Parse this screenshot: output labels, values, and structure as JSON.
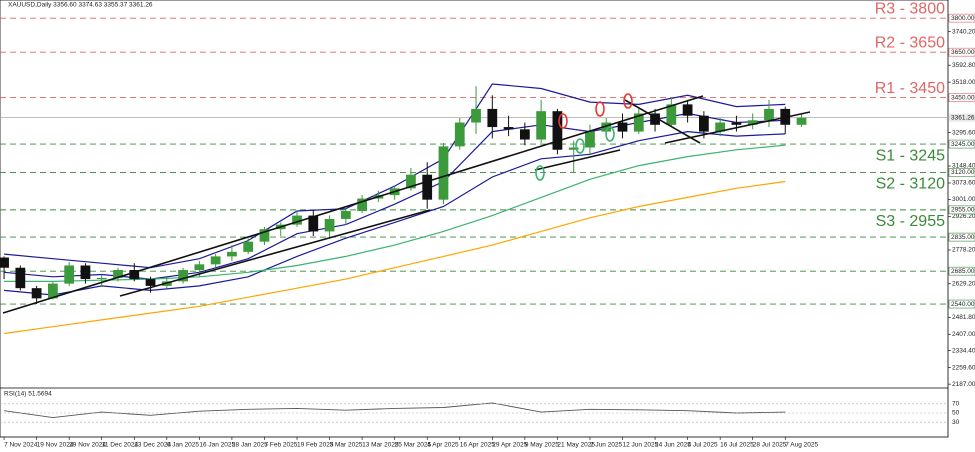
{
  "chart_data": {
    "type": "candlestick",
    "header": "XAUUSD,Daily  3356.60 3374.63 3355.37 3361.26",
    "xlim": [
      -1,
      232
    ],
    "ylim": [
      2170,
      3880
    ],
    "xticks": [
      {
        "value": 0,
        "label": "7 Nov 2024"
      },
      {
        "value": 8,
        "label": "19 Nov 2024"
      },
      {
        "value": 16,
        "label": "29 Nov 2024"
      },
      {
        "value": 24,
        "label": "11 Dec 2024"
      },
      {
        "value": 32,
        "label": "23 Dec 2024"
      },
      {
        "value": 40,
        "label": "6 Jan 2025"
      },
      {
        "value": 48,
        "label": "16 Jan 2025"
      },
      {
        "value": 56,
        "label": "28 Jan 2025"
      },
      {
        "value": 64,
        "label": "7 Feb 2025"
      },
      {
        "value": 72,
        "label": "19 Feb 2025"
      },
      {
        "value": 80,
        "label": "3 Mar 2025"
      },
      {
        "value": 88,
        "label": "13 Mar 2025"
      },
      {
        "value": 96,
        "label": "25 Mar 2025"
      },
      {
        "value": 104,
        "label": "4 Apr 2025"
      },
      {
        "value": 112,
        "label": "16 Apr 2025"
      },
      {
        "value": 120,
        "label": "29 Apr 2025"
      },
      {
        "value": 128,
        "label": "9 May 2025"
      },
      {
        "value": 136,
        "label": "21 May 2025"
      },
      {
        "value": 144,
        "label": "2 Jun 2025"
      },
      {
        "value": 152,
        "label": "12 Jun 2025"
      },
      {
        "value": 160,
        "label": "24 Jun 2025"
      },
      {
        "value": 168,
        "label": "4 Jul 2025"
      },
      {
        "value": 176,
        "label": "16 Jul 2025"
      },
      {
        "value": 184,
        "label": "28 Jul 2025"
      },
      {
        "value": 192,
        "label": "7 Aug 2025"
      }
    ],
    "yticks": [
      {
        "value": 3740.2,
        "label": "3740.20"
      },
      {
        "value": 3592.8,
        "label": "3592.80"
      },
      {
        "value": 3518,
        "label": "3518.00"
      },
      {
        "value": 3295.6,
        "label": "3295.60"
      },
      {
        "value": 3148.4,
        "label": "3148.40"
      },
      {
        "value": 3073.6,
        "label": "3073.60"
      },
      {
        "value": 3001,
        "label": "3001.00"
      },
      {
        "value": 2926.2,
        "label": "2926.20"
      },
      {
        "value": 2778.2,
        "label": "2778.20"
      },
      {
        "value": 2629.2,
        "label": "2629.20"
      },
      {
        "value": 2481.8,
        "label": "2481.80"
      },
      {
        "value": 2407,
        "label": "2407.00"
      },
      {
        "value": 2334.4,
        "label": "2334.40"
      },
      {
        "value": 2259.6,
        "label": "2259.60"
      },
      {
        "value": 2187,
        "label": "2187.00"
      }
    ],
    "levels": [
      {
        "tag": "R3 - 3800",
        "price": {
          "value": 3800,
          "label": "3800.00"
        },
        "color": "#e06666"
      },
      {
        "tag": "R2 - 3650",
        "price": {
          "value": 3650,
          "label": "3650.00"
        },
        "color": "#e06666"
      },
      {
        "tag": "R1 - 3450",
        "price": {
          "value": 3450,
          "label": "3450.00"
        },
        "color": "#e06666"
      },
      {
        "tag": "S1 - 3245",
        "price": {
          "value": 3245,
          "label": "3245.00"
        },
        "color": "#3a8a3a"
      },
      {
        "tag": "S2 - 3120",
        "price": {
          "value": 3120,
          "label": "3120.00"
        },
        "color": "#3a8a3a"
      },
      {
        "tag": "S3 - 2955",
        "price": {
          "value": 2955,
          "label": "2955.00"
        },
        "color": "#3a8a3a"
      },
      {
        "price": {
          "value": 2835,
          "label": "2835.00"
        },
        "color": "#3a8a3a"
      },
      {
        "price": {
          "value": 2685,
          "label": "2685.00"
        },
        "color": "#3a8a3a"
      },
      {
        "price": {
          "value": 2540,
          "label": "2540.00"
        },
        "color": "#3a8a3a"
      }
    ],
    "last": {
      "value": 3361.26,
      "label": "3361.26"
    },
    "candles": {
      "up_color": "#3c9a3c",
      "down_color": "#111111",
      "x": [
        0,
        4,
        8,
        12,
        16,
        20,
        24,
        28,
        32,
        36,
        40,
        44,
        48,
        52,
        56,
        60,
        64,
        68,
        72,
        76,
        80,
        84,
        88,
        92,
        96,
        100,
        104,
        108,
        112,
        116,
        120,
        124,
        128,
        132,
        136,
        140,
        144,
        148,
        152,
        156,
        160,
        164,
        168,
        172,
        176,
        180,
        184,
        188,
        192,
        196
      ],
      "open": [
        2745,
        2700,
        2610,
        2565,
        2630,
        2710,
        2650,
        2655,
        2690,
        2650,
        2620,
        2640,
        2690,
        2715,
        2750,
        2770,
        2815,
        2870,
        2890,
        2930,
        2860,
        2915,
        2950,
        3005,
        3020,
        3050,
        3110,
        3000,
        3235,
        3340,
        3400,
        3320,
        3310,
        3265,
        3390,
        3220,
        3230,
        3300,
        3340,
        3300,
        3380,
        3330,
        3420,
        3370,
        3300,
        3340,
        3330,
        3350,
        3400,
        3330
      ],
      "high": [
        2750,
        2710,
        2620,
        2640,
        2725,
        2720,
        2670,
        2700,
        2720,
        2660,
        2660,
        2700,
        2730,
        2760,
        2800,
        2830,
        2880,
        2900,
        2950,
        2955,
        2930,
        2960,
        3020,
        3040,
        3060,
        3140,
        3165,
        3250,
        3360,
        3500,
        3460,
        3370,
        3340,
        3440,
        3400,
        3260,
        3330,
        3360,
        3380,
        3400,
        3400,
        3450,
        3440,
        3390,
        3360,
        3370,
        3380,
        3440,
        3410,
        3375
      ],
      "low": [
        2650,
        2600,
        2540,
        2560,
        2620,
        2630,
        2620,
        2640,
        2640,
        2590,
        2610,
        2630,
        2660,
        2700,
        2730,
        2760,
        2800,
        2840,
        2880,
        2840,
        2830,
        2890,
        2940,
        2990,
        3000,
        3040,
        2960,
        2980,
        3220,
        3290,
        3270,
        3280,
        3240,
        3250,
        3200,
        3120,
        3200,
        3280,
        3270,
        3290,
        3300,
        3320,
        3340,
        3270,
        3280,
        3300,
        3310,
        3320,
        3290,
        3320
      ],
      "close": [
        2700,
        2610,
        2565,
        2630,
        2710,
        2650,
        2655,
        2690,
        2650,
        2620,
        2640,
        2690,
        2715,
        2750,
        2770,
        2815,
        2870,
        2890,
        2930,
        2860,
        2915,
        2950,
        3005,
        3020,
        3050,
        3110,
        3000,
        3235,
        3340,
        3400,
        3320,
        3310,
        3265,
        3390,
        3220,
        3230,
        3300,
        3340,
        3300,
        3380,
        3330,
        3420,
        3370,
        3300,
        3340,
        3330,
        3350,
        3400,
        3330,
        3361.26
      ]
    },
    "indicator_x": [
      0,
      12,
      24,
      36,
      48,
      60,
      72,
      84,
      96,
      108,
      120,
      132,
      144,
      156,
      168,
      180,
      192
    ],
    "indicators": [
      {
        "color": "#1a1a9a",
        "values": [
          2760,
          2740,
          2720,
          2700,
          2740,
          2820,
          2950,
          2960,
          3060,
          3180,
          3510,
          3490,
          3430,
          3420,
          3460,
          3410,
          3420
        ]
      },
      {
        "color": "#1a1a9a",
        "values": [
          2680,
          2660,
          2670,
          2650,
          2680,
          2740,
          2850,
          2890,
          2980,
          3080,
          3300,
          3330,
          3300,
          3340,
          3380,
          3340,
          3350
        ]
      },
      {
        "color": "#1a1a9a",
        "values": [
          2600,
          2580,
          2620,
          2600,
          2620,
          2660,
          2750,
          2830,
          2900,
          2970,
          3100,
          3180,
          3200,
          3260,
          3300,
          3280,
          3290
        ]
      },
      {
        "color": "#3cb371",
        "values": [
          2640,
          2640,
          2645,
          2650,
          2660,
          2680,
          2710,
          2750,
          2800,
          2860,
          2930,
          3010,
          3090,
          3150,
          3190,
          3220,
          3240
        ]
      },
      {
        "color": "#ffa500",
        "values": [
          2410,
          2440,
          2470,
          2500,
          2530,
          2570,
          2610,
          2650,
          2700,
          2750,
          2800,
          2860,
          2920,
          2970,
          3010,
          3050,
          3080
        ]
      }
    ],
    "rsi": {
      "label": "RSI(14) 51.5694",
      "color": "#555555",
      "ylim": [
        0,
        100
      ],
      "yticks": [
        70,
        50,
        30
      ],
      "values": [
        55,
        40,
        52,
        45,
        54,
        58,
        60,
        56,
        60,
        62,
        72,
        52,
        58,
        57,
        55,
        50,
        52
      ]
    }
  }
}
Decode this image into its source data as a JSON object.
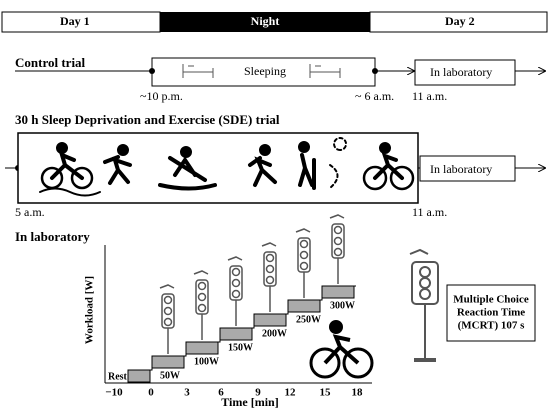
********************
**Set exercise**
Copy out each line of the listing that holds "this".

**Task response**
Parse this screenshot: output labels, values, and structure as JSON.
Decode this image into its source data as a JSON object.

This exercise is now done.